━━━ DATA FOR THIS EXERCISE ━━━

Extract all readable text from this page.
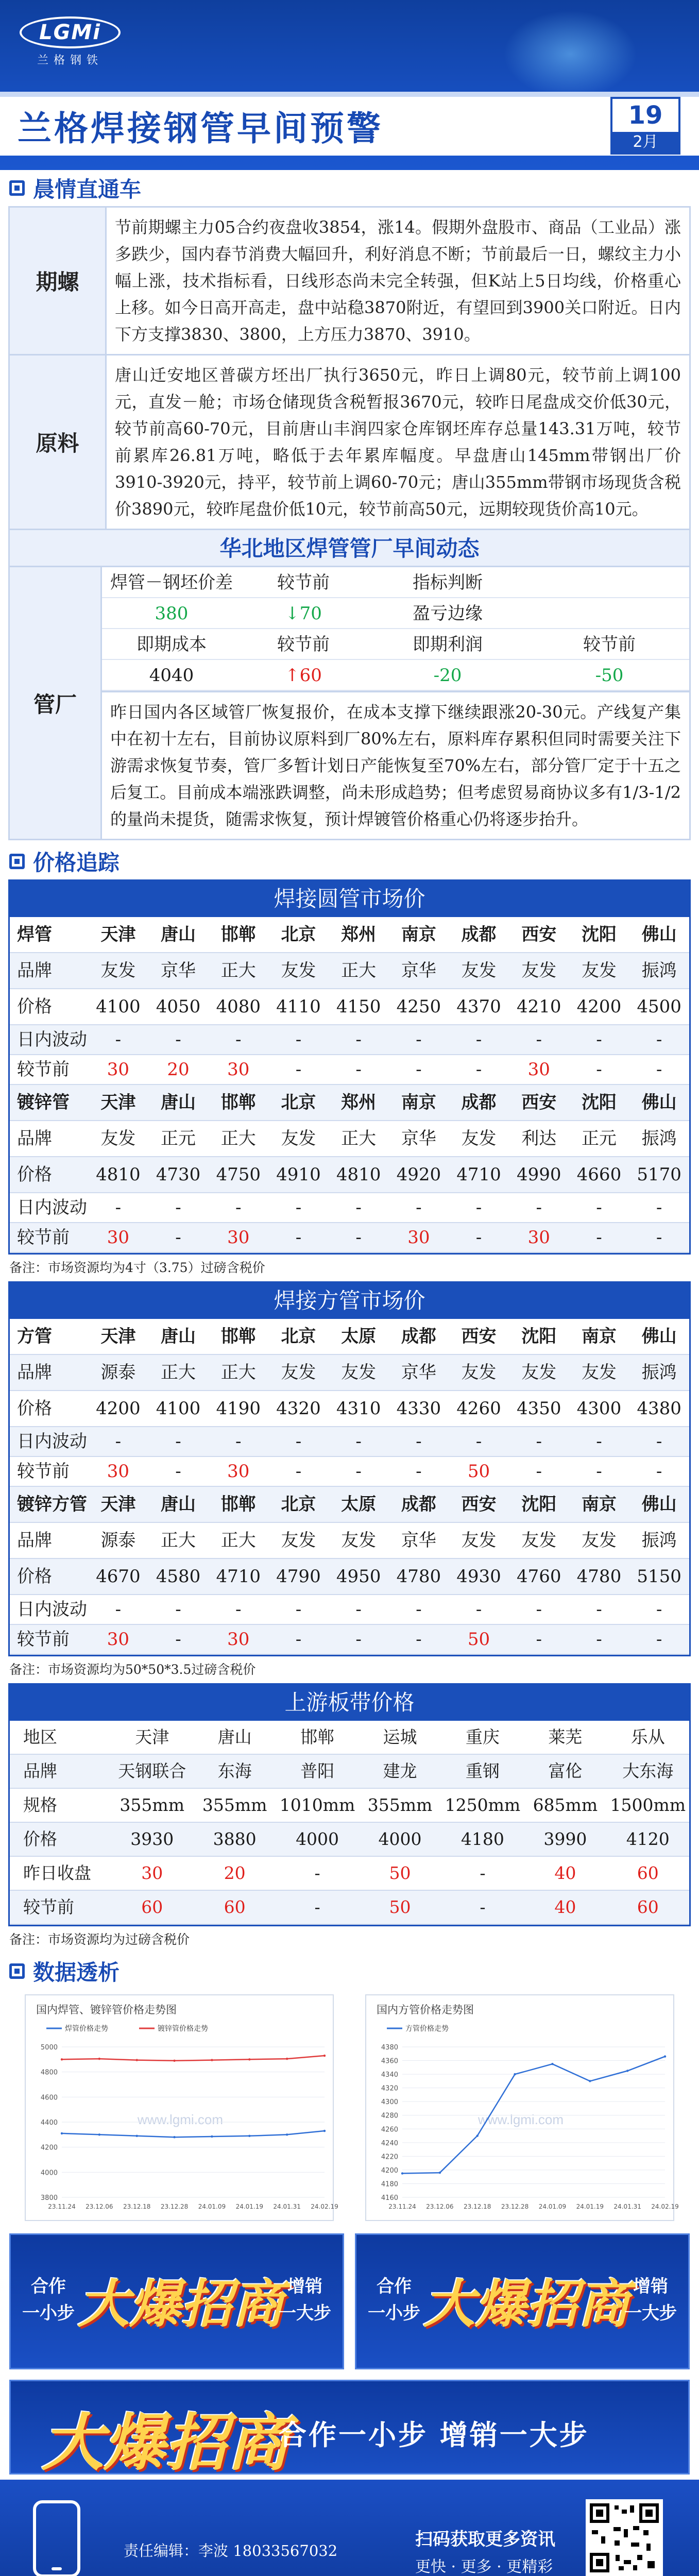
LGMi
兰格钢铁
兰格焊接钢管早间预警	19
2月
晨情直通车
期螺
节前期螺主力05合约夜盘收3854，涨14。假期外盘股市、商品（工业品）涨多跌少，国内春节消费大幅回升，利好消息不断；节前最后一日，螺纹主力小幅上涨，技术指标看，日线形态尚未完全转强，但K站上5日均线，价格重心上移。如今日高开高走，盘中站稳3870附近，有望回到3900关口附近。日内下方支撑3830、3800，上方压力3870、3910。
原料
唐山迁安地区普碳方坯出厂执行3650元，昨日上调80元，较节前上调100元，直发－舱；市场仓储现货含税暂报3670元，较昨日尾盘成交价低30元，较节前高60-70元，目前唐山丰润四家仓库钢坯库存总量143.31万吨，较节前累库26.81万吨，略低于去年累库幅度。早盘唐山145mm带钢出厂价3910-3920元，持平，较节前上调60-70元；唐山355mm带钢市场现货含税价3890元，较昨尾盘价低10元，较节前高50元，远期较现货价高10元。
华北地区焊管管厂早间动态
管厂
焊管－钢坯价差	较节前	指标判断
380	↓70	盈亏边缘
即期成本	较节前	即期利润	较节前
4040	↑60	-20	-50
昨日国内各区域管厂恢复报价，在成本支撑下继续跟涨20-30元。产线复产集中在初十左右，目前协议原料到厂80%左右，原料库存累积但同时需要关注下游需求恢复节奏，管厂多暂计划日产能恢复至70%左右，部分管厂定于十五之后复工。目前成本端涨跌调整，尚未形成趋势；但考虑贸易商协议多有1/3-1/2的量尚未提货，随需求恢复，预计焊镀管价格重心仍将逐步抬升。
价格追踪
焊接圆管市场价
焊管	天津	唐山	邯郸	北京	郑州	南京	成都	西安	沈阳	佛山
品牌	友发	京华	正大	友发	正大	京华	友发	友发	友发	振鸿
价格	4100 4050 4080 4110 4150 4250 4370 4210 4200 4500
日内波动	-	-	-	-	-	-	-	-	-	-
较节前	30	20	30	-	-	-	-	30	-	-
镀锌管	天津	唐山	邯郸	北京	郑州	南京	成都	西安	沈阳	佛山
品牌	友发	正元	正大	友发	正大	京华	友发	利达	正元	振鸿
价格	4810 4730 4750 4910 4810 4920 4710 4990 4660 5170
日内波动	-	-	-	-	-	-	-	-	-	-
较节前	30	-	30	-	-	30	-	30	-	-
备注：市场资源均为4寸（3.75）过磅含税价
焊接方管市场价
方管	天津	唐山	邯郸	北京	太原	成都	西安	沈阳	南京	佛山
品牌	源泰	正大	正大	友发	友发	京华	友发	友发	友发	振鸿
价格	4200 4100 4190 4320 4310 4330 4260 4350 4300 4380
日内波动	-	-	-	-	-	-	-	-	-	-
较节前	30	-	30	-	-	-	50	-	-	-
镀锌方管 天津	唐山	邯郸	北京	太原	成都	西安	沈阳	南京	佛山
品牌	源泰	正大	正大	友发	友发	京华	友发	友发	友发	振鸿
价格	4670 4580 4710 4790 4950 4780 4930 4760 4780 5150
日内波动	-	-	-	-	-	-	-	-	-	-
较节前	30	-	30	-	-	-	50	-	-	-
备注：市场资源均为50*50*3.5过磅含税价
上游板带价格
地区	天津	唐山	邯郸	运城	重庆	莱芜	乐从
品牌	天钢联合	东海	普阳	建龙	重钢	富伦	大东海
规格	355mm	355mm 1010mm 355mm 1250mm 685mm 1500mm
价格	3930	3880	4000	4000	4180	3990	4120
昨日收盘	30	20	-	50	-	40	60
较节前	60	60	-	50	-	40	60
备注：市场资源均为过磅含税价
数据透析
国内焊管、镀锌管价格走势图
www.lgmi.com
3800
4000
4200
4400
4600
4800
5000
23.11.24 23.12.06 23.12.18 23.12.28 24.01.09 24.01.19 24.01.31 24.02.19
焊管价格走势	镀锌管价格走势
国内方管价格走势图
www.lgmi.com
4160
4180
4200
4220
4240
4260
4280
4300
4320
4340
4360
4380
23.11.24 23.12.06 23.12.18 23.12.28 24.01.09 24.01.19 24.01.31 24.02.19
方管价格走势
合作
一小步 大爆招商 增销
一大步
合作
一小步 大爆招商 增销
一大步
大爆招商
合作一小步 增销一大步
责任编辑：李波 18033567032
扫码获取更多资讯
更快 · 更多 · 更精彩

━━━

* [TASK DESCRIPTION]: What you return should match the records above word for word, minus the pictures.

* [TASK ANSWER]:
Extract all readable text from this page.
LGMi
兰格钢铁
兰格焊接钢管早间预警	19
2月
晨情直通车
期螺
节前期螺主力05合约夜盘收3854，涨14。假期外盘股市、商品（工业品）涨多跌少，国内春节消费大幅回升，利好消息不断；节前最后一日，螺纹主力小幅上涨，技术指标看，日线形态尚未完全转强，但K站上5日均线，价格重心上移。如今日高开高走，盘中站稳3870附近，有望回到3900关口附近。日内下方支撑3830、3800，上方压力3870、3910。
原料
唐山迁安地区普碳方坯出厂执行3650元，昨日上调80元，较节前上调100元，直发－舱；市场仓储现货含税暂报3670元，较昨日尾盘成交价低30元，较节前高60-70元，目前唐山丰润四家仓库钢坯库存总量143.31万吨，较节前累库26.81万吨，略低于去年累库幅度。早盘唐山145mm带钢出厂价3910-3920元，持平，较节前上调60-70元；唐山355mm带钢市场现货含税价3890元，较昨尾盘价低10元，较节前高50元，远期较现货价高10元。
华北地区焊管管厂早间动态
管厂
焊管－钢坯价差	较节前	指标判断
380	↓70	盈亏边缘
即期成本	较节前	即期利润	较节前
4040	↑60	-20	-50
昨日国内各区域管厂恢复报价，在成本支撑下继续跟涨20-30元。产线复产集中在初十左右，目前协议原料到厂80%左右，原料库存累积但同时需要关注下游需求恢复节奏，管厂多暂计划日产能恢复至70%左右，部分管厂定于十五之后复工。目前成本端涨跌调整，尚未形成趋势；但考虑贸易商协议多有1/3-1/2的量尚未提货，随需求恢复，预计焊镀管价格重心仍将逐步抬升。
价格追踪
焊接圆管市场价
焊管	天津	唐山	邯郸	北京	郑州	南京	成都	西安	沈阳	佛山
品牌	友发	京华	正大	友发	正大	京华	友发	友发	友发	振鸿
价格	4100 4050 4080 4110 4150 4250 4370 4210 4200 4500
日内波动	-	-	-	-	-	-	-	-	-	-
较节前	30	20	30	-	-	-	-	30	-	-
镀锌管	天津	唐山	邯郸	北京	郑州	南京	成都	西安	沈阳	佛山
品牌	友发	正元	正大	友发	正大	京华	友发	利达	正元	振鸿
价格	4810 4730 4750 4910 4810 4920 4710 4990 4660 5170
日内波动	-	-	-	-	-	-	-	-	-	-
较节前	30	-	30	-	-	30	-	30	-	-
备注：市场资源均为4寸（3.75）过磅含税价
焊接方管市场价
方管	天津	唐山	邯郸	北京	太原	成都	西安	沈阳	南京	佛山
品牌	源泰	正大	正大	友发	友发	京华	友发	友发	友发	振鸿
价格	4200 4100 4190 4320 4310 4330 4260 4350 4300 4380
日内波动	-	-	-	-	-	-	-	-	-	-
较节前	30	-	30	-	-	-	50	-	-	-
镀锌方管 天津	唐山	邯郸	北京	太原	成都	西安	沈阳	南京	佛山
品牌	源泰	正大	正大	友发	友发	京华	友发	友发	友发	振鸿
价格	4670 4580 4710 4790 4950 4780 4930 4760 4780 5150
日内波动	-	-	-	-	-	-	-	-	-	-
较节前	30	-	30	-	-	-	50	-	-	-
备注：市场资源均为50*50*3.5过磅含税价
上游板带价格
地区	天津	唐山	邯郸	运城	重庆	莱芜	乐从
品牌	天钢联合	东海	普阳	建龙	重钢	富伦	大东海
规格	355mm	355mm 1010mm 355mm 1250mm 685mm 1500mm
价格	3930	3880	4000	4000	4180	3990	4120
昨日收盘	30	20	-	50	-	40	60
较节前	60	60	-	50	-	40	60
备注：市场资源均为过磅含税价
数据透析
国内焊管、镀锌管价格走势图
www.lgmi.com
3800
4000
4200
4400
4600
4800
5000
23.11.24 23.12.06 23.12.18 23.12.28 24.01.09 24.01.19 24.01.31 24.02.19
焊管价格走势	镀锌管价格走势
国内方管价格走势图
www.lgmi.com
4160
4180
4200
4220
4240
4260
4280
4300
4320
4340
4360
4380
23.11.24 23.12.06 23.12.18 23.12.28 24.01.09 24.01.19 24.01.31 24.02.19
方管价格走势
合作
一小步 大爆招商 增销
一大步
合作
一小步 大爆招商 增销
一大步
大爆招商
合作一小步 增销一大步
责任编辑：李波 18033567032
扫码获取更多资讯
更快 · 更多 · 更精彩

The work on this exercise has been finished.